Copy out all the lines in the records that include the word "Scrolling".

§ §

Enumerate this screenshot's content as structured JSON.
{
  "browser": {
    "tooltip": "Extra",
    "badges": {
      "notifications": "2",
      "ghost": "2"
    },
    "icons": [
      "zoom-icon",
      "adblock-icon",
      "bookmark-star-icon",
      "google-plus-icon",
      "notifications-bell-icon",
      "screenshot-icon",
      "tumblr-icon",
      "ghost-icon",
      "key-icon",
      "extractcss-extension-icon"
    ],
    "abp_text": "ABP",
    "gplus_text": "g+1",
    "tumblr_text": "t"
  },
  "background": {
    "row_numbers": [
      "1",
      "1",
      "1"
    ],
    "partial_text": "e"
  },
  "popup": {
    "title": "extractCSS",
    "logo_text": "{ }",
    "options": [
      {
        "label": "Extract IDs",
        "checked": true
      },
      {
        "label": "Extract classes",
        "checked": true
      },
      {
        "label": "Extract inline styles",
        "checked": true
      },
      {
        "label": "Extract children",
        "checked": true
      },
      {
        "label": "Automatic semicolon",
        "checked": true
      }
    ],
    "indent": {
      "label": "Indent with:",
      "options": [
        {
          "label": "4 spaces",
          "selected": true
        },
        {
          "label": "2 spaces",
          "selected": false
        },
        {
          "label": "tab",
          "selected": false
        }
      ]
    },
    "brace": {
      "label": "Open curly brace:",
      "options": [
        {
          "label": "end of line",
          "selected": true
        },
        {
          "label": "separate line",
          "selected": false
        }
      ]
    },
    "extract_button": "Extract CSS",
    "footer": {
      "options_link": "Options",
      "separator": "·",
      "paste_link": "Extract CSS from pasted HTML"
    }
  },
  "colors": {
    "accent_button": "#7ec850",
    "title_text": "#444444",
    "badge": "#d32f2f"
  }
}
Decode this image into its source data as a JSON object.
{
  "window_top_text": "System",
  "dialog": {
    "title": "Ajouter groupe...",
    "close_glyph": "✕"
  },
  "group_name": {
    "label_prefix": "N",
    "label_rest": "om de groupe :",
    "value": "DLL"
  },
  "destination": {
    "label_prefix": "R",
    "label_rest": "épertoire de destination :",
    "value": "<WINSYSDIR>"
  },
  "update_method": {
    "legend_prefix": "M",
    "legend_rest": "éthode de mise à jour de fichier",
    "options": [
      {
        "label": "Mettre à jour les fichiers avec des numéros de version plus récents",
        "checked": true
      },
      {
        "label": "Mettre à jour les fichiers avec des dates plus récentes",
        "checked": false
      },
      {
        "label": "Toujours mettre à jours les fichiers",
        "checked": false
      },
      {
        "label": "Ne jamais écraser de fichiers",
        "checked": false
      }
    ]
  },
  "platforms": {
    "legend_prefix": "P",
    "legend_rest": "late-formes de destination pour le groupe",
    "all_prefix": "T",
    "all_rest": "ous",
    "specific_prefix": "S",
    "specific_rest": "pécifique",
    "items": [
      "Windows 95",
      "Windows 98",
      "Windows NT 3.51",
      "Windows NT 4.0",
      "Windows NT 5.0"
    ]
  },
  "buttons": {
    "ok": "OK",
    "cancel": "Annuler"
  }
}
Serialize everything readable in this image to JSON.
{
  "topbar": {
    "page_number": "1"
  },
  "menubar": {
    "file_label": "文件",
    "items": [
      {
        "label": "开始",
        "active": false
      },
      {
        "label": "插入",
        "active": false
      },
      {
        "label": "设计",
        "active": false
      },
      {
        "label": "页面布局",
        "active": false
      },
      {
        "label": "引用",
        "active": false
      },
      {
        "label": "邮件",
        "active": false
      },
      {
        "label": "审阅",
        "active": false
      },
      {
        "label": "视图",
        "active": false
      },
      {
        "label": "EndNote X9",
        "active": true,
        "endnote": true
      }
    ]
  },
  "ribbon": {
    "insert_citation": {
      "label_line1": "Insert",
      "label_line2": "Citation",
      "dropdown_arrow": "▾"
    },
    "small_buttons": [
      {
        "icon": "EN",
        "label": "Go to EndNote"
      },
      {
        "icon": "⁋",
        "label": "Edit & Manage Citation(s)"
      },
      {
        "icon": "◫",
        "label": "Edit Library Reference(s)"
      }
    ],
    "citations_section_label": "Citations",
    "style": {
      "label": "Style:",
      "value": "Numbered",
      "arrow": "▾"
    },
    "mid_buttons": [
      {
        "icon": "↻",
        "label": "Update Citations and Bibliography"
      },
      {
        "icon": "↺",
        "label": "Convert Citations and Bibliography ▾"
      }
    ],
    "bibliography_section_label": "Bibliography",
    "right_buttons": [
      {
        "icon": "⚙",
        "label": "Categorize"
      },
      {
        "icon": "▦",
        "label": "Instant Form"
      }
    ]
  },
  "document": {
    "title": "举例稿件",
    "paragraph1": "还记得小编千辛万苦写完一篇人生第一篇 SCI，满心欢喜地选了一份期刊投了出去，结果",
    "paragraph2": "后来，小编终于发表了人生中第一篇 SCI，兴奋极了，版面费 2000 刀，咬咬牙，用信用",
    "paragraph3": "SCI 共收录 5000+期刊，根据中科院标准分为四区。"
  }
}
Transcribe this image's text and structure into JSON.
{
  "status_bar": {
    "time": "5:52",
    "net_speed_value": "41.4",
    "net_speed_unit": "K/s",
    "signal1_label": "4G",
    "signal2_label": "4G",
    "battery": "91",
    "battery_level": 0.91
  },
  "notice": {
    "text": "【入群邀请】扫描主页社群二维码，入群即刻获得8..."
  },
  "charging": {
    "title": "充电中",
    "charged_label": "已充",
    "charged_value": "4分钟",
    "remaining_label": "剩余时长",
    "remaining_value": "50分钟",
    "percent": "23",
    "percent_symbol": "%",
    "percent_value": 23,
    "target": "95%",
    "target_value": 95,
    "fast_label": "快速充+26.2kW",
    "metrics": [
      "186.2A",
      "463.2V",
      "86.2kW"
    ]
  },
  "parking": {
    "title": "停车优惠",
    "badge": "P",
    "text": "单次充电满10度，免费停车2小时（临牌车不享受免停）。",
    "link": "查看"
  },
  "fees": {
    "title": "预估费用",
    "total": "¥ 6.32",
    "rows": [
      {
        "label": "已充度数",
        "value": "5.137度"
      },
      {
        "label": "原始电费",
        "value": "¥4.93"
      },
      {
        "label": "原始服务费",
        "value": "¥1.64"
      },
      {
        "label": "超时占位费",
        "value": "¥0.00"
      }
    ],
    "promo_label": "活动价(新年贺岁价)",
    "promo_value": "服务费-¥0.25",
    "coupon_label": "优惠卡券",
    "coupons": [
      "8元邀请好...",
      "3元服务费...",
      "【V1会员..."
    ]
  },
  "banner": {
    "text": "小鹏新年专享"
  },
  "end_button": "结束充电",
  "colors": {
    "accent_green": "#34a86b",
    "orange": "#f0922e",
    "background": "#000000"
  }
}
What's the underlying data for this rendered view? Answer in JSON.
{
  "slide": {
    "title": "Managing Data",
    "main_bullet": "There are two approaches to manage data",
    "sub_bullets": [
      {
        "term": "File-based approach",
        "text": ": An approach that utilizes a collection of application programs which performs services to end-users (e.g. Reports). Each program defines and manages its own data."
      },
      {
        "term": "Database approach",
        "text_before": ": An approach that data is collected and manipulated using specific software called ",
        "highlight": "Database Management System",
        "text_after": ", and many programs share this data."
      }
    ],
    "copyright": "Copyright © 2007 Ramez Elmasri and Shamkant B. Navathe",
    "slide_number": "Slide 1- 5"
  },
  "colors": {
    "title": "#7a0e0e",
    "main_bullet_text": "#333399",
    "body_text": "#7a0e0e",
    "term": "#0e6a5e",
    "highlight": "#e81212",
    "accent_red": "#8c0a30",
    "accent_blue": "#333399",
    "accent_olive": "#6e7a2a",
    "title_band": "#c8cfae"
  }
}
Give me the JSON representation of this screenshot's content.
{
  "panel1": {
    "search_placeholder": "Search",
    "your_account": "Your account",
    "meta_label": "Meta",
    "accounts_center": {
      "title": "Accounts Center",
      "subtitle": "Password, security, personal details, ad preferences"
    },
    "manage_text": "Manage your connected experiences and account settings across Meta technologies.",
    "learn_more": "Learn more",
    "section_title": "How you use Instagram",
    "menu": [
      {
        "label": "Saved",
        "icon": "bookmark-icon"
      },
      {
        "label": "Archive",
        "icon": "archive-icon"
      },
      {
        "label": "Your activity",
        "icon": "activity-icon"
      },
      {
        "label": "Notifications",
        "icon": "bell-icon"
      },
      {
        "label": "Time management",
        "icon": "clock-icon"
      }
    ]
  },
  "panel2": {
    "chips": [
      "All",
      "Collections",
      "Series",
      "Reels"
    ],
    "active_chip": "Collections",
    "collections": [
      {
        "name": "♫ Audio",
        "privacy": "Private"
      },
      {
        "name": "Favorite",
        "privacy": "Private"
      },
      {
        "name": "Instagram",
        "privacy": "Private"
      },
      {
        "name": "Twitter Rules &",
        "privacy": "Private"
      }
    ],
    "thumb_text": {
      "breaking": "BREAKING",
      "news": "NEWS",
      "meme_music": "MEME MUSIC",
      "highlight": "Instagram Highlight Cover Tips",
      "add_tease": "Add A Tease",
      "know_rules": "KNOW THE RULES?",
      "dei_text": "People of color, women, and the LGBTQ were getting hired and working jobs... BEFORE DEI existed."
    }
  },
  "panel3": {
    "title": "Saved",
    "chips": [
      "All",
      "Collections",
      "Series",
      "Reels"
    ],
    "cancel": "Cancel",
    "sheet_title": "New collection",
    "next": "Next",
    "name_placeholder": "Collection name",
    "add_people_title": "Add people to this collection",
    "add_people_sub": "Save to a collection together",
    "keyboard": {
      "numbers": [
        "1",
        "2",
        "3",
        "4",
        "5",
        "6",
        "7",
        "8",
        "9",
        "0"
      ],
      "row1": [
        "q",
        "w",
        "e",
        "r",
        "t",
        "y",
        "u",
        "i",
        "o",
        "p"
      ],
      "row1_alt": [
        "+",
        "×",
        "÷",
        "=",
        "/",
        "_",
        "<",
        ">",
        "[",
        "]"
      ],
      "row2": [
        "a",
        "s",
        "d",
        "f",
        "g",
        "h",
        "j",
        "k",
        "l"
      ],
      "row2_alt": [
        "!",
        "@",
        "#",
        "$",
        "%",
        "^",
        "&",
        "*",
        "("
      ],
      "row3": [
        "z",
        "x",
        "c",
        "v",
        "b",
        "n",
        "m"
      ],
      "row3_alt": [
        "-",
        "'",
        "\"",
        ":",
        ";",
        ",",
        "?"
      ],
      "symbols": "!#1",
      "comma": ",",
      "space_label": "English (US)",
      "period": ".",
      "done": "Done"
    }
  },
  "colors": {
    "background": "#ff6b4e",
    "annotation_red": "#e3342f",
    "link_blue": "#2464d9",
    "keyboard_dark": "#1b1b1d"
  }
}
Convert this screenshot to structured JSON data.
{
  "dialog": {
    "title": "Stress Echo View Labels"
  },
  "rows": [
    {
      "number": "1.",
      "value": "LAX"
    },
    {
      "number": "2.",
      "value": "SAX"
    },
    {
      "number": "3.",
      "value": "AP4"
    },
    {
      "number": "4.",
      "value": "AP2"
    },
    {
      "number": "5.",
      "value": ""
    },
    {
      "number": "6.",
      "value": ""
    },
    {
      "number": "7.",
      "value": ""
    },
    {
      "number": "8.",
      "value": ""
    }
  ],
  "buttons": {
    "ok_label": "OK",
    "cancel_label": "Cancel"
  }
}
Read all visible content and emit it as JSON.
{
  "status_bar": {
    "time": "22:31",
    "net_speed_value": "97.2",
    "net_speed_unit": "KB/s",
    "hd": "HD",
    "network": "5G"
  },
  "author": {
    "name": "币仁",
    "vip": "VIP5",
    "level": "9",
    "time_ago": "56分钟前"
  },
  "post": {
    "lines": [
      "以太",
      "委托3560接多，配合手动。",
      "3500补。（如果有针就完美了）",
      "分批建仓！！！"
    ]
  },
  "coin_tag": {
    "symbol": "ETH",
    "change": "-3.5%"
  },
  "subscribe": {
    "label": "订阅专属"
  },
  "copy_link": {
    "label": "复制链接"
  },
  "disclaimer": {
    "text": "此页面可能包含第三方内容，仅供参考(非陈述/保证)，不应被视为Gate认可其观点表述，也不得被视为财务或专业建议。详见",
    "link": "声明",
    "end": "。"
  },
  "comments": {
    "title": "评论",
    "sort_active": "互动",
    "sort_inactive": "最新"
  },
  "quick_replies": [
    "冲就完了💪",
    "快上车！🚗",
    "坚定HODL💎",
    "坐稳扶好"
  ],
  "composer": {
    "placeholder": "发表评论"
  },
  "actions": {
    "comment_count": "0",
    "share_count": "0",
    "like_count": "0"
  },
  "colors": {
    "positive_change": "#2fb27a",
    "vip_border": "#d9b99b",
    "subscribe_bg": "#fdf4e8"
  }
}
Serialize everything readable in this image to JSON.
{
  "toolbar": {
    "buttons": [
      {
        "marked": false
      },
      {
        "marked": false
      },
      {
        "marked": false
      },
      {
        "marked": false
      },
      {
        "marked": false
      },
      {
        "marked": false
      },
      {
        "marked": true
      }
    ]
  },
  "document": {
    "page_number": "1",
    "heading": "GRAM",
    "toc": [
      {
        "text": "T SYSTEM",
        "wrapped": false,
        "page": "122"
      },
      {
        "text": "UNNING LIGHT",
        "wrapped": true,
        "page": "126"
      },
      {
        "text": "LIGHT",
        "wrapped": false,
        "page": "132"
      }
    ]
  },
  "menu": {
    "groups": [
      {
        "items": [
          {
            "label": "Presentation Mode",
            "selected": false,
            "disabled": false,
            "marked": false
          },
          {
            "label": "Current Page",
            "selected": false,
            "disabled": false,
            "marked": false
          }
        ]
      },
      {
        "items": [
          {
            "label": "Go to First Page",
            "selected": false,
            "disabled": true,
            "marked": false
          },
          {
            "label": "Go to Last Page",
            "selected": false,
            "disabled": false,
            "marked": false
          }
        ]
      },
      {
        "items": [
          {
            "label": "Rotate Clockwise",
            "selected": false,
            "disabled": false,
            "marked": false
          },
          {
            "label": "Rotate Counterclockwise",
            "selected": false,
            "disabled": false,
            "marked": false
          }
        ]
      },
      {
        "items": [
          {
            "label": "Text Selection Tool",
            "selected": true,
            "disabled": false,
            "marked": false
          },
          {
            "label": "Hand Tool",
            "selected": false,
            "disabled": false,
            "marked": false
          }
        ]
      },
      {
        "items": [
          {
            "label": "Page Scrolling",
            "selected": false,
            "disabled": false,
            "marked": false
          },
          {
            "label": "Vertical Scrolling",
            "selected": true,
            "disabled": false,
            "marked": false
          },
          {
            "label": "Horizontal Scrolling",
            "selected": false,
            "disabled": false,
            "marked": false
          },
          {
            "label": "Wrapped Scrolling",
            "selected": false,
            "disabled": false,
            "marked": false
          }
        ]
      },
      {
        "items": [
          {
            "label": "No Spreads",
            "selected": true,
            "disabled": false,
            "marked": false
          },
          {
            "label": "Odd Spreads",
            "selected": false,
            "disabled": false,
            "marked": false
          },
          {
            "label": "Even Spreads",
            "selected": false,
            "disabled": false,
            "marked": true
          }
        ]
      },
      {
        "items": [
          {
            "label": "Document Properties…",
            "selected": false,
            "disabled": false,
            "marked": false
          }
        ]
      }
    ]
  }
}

§ §

FINISHED ANSWER:
            "label": "Page Scrolling",
            "label": "Vertical Scrolling",
            "label": "Horizontal Scrolling",
            "label": "Wrapped Scrolling",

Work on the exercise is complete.